⟨

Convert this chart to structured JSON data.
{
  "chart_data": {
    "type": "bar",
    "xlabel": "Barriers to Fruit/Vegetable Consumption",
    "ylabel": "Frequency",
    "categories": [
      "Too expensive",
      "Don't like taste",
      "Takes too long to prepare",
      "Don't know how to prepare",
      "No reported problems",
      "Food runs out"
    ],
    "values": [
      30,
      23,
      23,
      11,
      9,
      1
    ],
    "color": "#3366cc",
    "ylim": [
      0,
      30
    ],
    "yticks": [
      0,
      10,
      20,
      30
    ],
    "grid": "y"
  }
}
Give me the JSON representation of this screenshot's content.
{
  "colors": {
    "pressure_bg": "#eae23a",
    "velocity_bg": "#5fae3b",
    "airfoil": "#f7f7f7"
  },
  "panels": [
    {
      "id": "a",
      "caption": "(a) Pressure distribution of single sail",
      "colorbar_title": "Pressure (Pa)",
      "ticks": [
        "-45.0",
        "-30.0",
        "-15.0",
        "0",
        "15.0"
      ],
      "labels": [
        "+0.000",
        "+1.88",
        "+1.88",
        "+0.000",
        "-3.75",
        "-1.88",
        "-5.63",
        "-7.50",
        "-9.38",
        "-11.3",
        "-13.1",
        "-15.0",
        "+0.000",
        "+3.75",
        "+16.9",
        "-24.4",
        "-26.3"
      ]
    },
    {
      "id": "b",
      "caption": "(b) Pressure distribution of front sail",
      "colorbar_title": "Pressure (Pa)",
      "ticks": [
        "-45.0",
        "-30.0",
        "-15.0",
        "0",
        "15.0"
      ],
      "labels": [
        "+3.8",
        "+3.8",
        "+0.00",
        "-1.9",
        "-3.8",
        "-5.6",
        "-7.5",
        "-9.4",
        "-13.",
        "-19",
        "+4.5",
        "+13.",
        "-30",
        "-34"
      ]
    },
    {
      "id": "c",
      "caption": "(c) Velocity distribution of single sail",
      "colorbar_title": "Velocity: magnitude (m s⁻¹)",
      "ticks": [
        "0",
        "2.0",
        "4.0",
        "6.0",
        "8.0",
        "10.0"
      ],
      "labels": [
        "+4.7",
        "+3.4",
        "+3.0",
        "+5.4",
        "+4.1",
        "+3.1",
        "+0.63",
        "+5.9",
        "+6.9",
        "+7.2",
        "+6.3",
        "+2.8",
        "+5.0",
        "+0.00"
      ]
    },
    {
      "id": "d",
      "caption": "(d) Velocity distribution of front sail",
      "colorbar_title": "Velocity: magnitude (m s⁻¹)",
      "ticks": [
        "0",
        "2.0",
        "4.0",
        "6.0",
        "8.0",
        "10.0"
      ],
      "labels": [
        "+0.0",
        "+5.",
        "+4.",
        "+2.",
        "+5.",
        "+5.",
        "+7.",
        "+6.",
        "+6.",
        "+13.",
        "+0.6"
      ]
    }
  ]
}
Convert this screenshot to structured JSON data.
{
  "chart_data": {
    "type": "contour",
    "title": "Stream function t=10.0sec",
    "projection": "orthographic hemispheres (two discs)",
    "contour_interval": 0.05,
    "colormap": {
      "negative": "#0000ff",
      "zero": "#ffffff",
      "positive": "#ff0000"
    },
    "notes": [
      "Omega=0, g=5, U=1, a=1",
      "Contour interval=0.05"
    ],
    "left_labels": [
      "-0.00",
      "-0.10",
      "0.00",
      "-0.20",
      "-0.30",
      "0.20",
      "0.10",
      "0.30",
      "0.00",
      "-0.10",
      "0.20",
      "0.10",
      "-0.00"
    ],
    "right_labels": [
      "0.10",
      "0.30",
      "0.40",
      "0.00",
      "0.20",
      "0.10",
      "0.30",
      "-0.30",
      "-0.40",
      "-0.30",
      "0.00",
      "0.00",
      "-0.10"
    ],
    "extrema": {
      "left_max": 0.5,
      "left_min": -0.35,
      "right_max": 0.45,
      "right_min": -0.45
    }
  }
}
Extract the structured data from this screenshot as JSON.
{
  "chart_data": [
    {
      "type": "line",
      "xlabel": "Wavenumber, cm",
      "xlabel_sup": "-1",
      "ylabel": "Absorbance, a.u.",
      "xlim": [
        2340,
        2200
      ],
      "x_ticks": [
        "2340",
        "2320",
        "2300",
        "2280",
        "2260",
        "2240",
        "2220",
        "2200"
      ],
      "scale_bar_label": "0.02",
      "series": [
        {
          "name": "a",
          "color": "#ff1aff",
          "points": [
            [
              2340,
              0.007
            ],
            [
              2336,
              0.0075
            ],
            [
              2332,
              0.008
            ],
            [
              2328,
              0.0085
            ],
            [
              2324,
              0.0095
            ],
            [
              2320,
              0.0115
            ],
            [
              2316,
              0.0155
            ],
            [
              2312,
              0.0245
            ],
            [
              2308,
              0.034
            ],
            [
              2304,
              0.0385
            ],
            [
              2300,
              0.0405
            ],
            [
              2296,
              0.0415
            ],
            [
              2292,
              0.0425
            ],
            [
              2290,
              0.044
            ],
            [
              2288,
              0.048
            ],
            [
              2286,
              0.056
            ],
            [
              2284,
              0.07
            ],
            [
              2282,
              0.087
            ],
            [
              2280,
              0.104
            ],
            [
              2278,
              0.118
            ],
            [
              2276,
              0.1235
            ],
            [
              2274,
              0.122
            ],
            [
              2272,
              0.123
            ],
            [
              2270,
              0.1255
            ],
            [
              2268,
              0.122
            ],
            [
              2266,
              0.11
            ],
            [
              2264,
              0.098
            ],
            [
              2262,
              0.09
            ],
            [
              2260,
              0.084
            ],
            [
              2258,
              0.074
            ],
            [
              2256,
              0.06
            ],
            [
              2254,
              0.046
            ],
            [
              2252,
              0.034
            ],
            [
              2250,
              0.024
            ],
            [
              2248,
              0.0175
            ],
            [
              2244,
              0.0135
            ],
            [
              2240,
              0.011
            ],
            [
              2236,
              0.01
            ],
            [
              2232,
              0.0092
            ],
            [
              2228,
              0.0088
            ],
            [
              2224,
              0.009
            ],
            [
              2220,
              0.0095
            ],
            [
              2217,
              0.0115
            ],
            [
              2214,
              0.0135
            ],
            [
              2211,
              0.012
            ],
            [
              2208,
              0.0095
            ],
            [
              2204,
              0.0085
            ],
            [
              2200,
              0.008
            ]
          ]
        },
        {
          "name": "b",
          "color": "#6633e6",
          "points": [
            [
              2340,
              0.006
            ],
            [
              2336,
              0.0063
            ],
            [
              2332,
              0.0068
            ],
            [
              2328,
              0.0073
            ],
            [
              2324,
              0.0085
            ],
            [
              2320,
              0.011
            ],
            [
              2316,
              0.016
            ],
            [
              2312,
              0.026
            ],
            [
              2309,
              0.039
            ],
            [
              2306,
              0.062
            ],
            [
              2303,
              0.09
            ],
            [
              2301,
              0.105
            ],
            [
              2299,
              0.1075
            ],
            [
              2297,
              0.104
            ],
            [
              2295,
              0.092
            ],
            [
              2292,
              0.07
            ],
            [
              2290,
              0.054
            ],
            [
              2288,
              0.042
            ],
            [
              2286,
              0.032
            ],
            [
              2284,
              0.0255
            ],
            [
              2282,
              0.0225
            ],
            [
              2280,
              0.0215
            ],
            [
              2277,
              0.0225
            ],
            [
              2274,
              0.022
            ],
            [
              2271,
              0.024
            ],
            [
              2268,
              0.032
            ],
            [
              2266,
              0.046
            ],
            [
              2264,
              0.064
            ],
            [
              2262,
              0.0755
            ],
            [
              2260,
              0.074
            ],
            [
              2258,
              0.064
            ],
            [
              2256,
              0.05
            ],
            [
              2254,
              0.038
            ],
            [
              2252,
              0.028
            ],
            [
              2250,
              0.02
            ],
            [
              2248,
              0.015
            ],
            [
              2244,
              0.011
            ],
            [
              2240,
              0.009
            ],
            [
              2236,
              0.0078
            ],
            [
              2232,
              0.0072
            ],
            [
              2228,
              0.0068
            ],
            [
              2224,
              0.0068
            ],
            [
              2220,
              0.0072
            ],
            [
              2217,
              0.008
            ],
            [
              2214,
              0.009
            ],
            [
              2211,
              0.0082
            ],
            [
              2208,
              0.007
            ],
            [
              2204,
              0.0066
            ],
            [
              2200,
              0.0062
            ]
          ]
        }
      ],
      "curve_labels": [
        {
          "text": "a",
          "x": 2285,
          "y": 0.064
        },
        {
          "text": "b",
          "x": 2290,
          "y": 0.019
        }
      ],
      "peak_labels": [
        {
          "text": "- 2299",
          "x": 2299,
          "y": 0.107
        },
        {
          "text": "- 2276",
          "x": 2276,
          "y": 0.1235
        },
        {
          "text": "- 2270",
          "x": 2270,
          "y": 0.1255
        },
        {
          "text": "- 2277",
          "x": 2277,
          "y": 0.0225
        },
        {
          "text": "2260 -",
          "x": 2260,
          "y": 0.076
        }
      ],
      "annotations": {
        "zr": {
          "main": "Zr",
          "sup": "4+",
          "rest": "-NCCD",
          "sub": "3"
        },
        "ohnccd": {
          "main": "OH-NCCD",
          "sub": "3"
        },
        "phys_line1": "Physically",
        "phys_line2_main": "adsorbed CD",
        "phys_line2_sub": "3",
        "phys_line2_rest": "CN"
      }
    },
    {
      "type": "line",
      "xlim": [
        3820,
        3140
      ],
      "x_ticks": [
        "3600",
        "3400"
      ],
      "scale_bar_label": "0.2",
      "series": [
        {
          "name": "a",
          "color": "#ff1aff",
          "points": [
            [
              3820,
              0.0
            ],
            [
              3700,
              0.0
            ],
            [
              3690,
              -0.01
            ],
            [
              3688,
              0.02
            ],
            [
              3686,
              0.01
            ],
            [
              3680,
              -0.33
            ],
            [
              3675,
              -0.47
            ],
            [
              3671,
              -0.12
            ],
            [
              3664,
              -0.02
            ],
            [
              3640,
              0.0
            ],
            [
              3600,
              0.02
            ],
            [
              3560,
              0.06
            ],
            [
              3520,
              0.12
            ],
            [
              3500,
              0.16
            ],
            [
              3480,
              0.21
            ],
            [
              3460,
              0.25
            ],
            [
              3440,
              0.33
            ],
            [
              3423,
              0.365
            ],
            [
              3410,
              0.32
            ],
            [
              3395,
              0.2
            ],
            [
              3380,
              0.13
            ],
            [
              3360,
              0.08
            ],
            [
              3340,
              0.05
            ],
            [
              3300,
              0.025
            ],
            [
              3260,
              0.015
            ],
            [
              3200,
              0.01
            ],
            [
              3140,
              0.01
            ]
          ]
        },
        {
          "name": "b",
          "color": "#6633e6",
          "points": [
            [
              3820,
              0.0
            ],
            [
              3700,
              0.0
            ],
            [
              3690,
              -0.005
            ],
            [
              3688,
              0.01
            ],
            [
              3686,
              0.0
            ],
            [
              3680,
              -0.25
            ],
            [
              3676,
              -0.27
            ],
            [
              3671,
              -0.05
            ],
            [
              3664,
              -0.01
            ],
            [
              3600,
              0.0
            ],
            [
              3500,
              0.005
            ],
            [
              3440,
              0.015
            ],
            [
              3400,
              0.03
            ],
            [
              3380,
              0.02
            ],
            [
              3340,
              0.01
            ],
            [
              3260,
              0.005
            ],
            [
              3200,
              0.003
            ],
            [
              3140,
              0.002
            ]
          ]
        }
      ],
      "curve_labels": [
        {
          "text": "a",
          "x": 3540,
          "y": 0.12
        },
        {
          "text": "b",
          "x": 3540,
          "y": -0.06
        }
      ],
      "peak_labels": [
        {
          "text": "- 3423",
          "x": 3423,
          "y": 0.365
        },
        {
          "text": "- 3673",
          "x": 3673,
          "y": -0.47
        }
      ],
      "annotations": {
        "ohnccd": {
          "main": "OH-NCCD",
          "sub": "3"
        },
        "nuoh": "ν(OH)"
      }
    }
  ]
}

⟩

Pick out every line of the listing containing the word "front", and show those lines.

Task output
      "caption": "(b) Pressure distribution of front sail",
      "caption": "(d) Velocity distribution of front sail",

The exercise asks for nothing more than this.